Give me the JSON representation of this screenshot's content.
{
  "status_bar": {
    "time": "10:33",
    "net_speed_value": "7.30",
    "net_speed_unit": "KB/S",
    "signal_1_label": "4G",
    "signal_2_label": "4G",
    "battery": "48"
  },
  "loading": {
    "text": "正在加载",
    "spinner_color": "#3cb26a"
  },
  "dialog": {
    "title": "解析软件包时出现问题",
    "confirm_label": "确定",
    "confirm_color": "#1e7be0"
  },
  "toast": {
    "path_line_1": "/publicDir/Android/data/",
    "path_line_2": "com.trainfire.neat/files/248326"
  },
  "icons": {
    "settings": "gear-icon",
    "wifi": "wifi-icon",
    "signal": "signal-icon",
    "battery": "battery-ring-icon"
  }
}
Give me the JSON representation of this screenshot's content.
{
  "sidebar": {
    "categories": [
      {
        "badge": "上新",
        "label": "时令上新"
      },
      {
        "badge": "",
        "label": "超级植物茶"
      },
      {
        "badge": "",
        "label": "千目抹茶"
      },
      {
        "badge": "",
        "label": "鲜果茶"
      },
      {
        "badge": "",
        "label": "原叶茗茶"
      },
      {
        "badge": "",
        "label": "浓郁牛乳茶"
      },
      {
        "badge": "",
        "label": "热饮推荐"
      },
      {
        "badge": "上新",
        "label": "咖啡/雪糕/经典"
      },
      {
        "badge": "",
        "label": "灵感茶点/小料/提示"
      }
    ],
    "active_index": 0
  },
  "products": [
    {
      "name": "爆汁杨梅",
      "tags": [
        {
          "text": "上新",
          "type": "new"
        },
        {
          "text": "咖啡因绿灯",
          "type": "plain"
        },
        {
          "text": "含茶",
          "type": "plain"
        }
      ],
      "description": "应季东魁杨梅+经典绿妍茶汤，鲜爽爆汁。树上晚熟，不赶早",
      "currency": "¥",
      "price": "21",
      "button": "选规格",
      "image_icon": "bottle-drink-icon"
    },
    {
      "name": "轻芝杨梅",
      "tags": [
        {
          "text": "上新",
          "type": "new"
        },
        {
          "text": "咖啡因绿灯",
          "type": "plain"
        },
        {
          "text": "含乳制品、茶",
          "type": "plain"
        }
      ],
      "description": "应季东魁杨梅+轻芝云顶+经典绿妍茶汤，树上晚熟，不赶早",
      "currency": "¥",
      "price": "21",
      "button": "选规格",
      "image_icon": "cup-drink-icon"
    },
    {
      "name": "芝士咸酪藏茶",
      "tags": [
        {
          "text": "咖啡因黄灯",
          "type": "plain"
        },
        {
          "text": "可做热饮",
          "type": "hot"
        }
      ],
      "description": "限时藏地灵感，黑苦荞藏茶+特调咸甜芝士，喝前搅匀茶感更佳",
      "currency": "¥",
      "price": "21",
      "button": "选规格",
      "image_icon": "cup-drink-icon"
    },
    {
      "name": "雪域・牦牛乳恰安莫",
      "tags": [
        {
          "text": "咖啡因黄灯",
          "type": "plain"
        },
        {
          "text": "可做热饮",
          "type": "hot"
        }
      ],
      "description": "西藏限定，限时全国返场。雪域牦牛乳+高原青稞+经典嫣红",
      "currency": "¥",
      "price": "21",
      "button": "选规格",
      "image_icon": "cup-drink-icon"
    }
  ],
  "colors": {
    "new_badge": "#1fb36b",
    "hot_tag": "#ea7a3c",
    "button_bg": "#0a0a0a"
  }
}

==*==

_WRITTEN EXERCISE:_ Would you give the material above again, complete and exact?

_RESPONSE TO THIS EXERCISE:_
Give me the JSON representation of this screenshot's content.
{
  "status_bar": {
    "time": "10:33",
    "net_speed_value": "7.30",
    "net_speed_unit": "KB/S",
    "signal_1_label": "4G",
    "signal_2_label": "4G",
    "battery": "48"
  },
  "loading": {
    "text": "正在加载",
    "spinner_color": "#3cb26a"
  },
  "dialog": {
    "title": "解析软件包时出现问题",
    "confirm_label": "确定",
    "confirm_color": "#1e7be0"
  },
  "toast": {
    "path_line_1": "/publicDir/Android/data/",
    "path_line_2": "com.trainfire.neat/files/248326"
  },
  "icons": {
    "settings": "gear-icon",
    "wifi": "wifi-icon",
    "signal": "signal-icon",
    "battery": "battery-ring-icon"
  }
}
Give me the JSON representation of this screenshot's content.
{
  "sidebar": {
    "categories": [
      {
        "badge": "上新",
        "label": "时令上新"
      },
      {
        "badge": "",
        "label": "超级植物茶"
      },
      {
        "badge": "",
        "label": "千目抹茶"
      },
      {
        "badge": "",
        "label": "鲜果茶"
      },
      {
        "badge": "",
        "label": "原叶茗茶"
      },
      {
        "badge": "",
        "label": "浓郁牛乳茶"
      },
      {
        "badge": "",
        "label": "热饮推荐"
      },
      {
        "badge": "上新",
        "label": "咖啡/雪糕/经典"
      },
      {
        "badge": "",
        "label": "灵感茶点/小料/提示"
      }
    ],
    "active_index": 0
  },
  "products": [
    {
      "name": "爆汁杨梅",
      "tags": [
        {
          "text": "上新",
          "type": "new"
        },
        {
          "text": "咖啡因绿灯",
          "type": "plain"
        },
        {
          "text": "含茶",
          "type": "plain"
        }
      ],
      "description": "应季东魁杨梅+经典绿妍茶汤，鲜爽爆汁。树上晚熟，不赶早",
      "currency": "¥",
      "price": "21",
      "button": "选规格",
      "image_icon": "bottle-drink-icon"
    },
    {
      "name": "轻芝杨梅",
      "tags": [
        {
          "text": "上新",
          "type": "new"
        },
        {
          "text": "咖啡因绿灯",
          "type": "plain"
        },
        {
          "text": "含乳制品、茶",
          "type": "plain"
        }
      ],
      "description": "应季东魁杨梅+轻芝云顶+经典绿妍茶汤，树上晚熟，不赶早",
      "currency": "¥",
      "price": "21",
      "button": "选规格",
      "image_icon": "cup-drink-icon"
    },
    {
      "name": "芝士咸酪藏茶",
      "tags": [
        {
          "text": "咖啡因黄灯",
          "type": "plain"
        },
        {
          "text": "可做热饮",
          "type": "hot"
        }
      ],
      "description": "限时藏地灵感，黑苦荞藏茶+特调咸甜芝士，喝前搅匀茶感更佳",
      "currency": "¥",
      "price": "21",
      "button": "选规格",
      "image_icon": "cup-drink-icon"
    },
    {
      "name": "雪域・牦牛乳恰安莫",
      "tags": [
        {
          "text": "咖啡因黄灯",
          "type": "plain"
        },
        {
          "text": "可做热饮",
          "type": "hot"
        }
      ],
      "description": "西藏限定，限时全国返场。雪域牦牛乳+高原青稞+经典嫣红",
      "currency": "¥",
      "price": "21",
      "button": "选规格",
      "image_icon": "cup-drink-icon"
    }
  ],
  "colors": {
    "new_badge": "#1fb36b",
    "hot_tag": "#ea7a3c",
    "button_bg": "#0a0a0a"
  }
}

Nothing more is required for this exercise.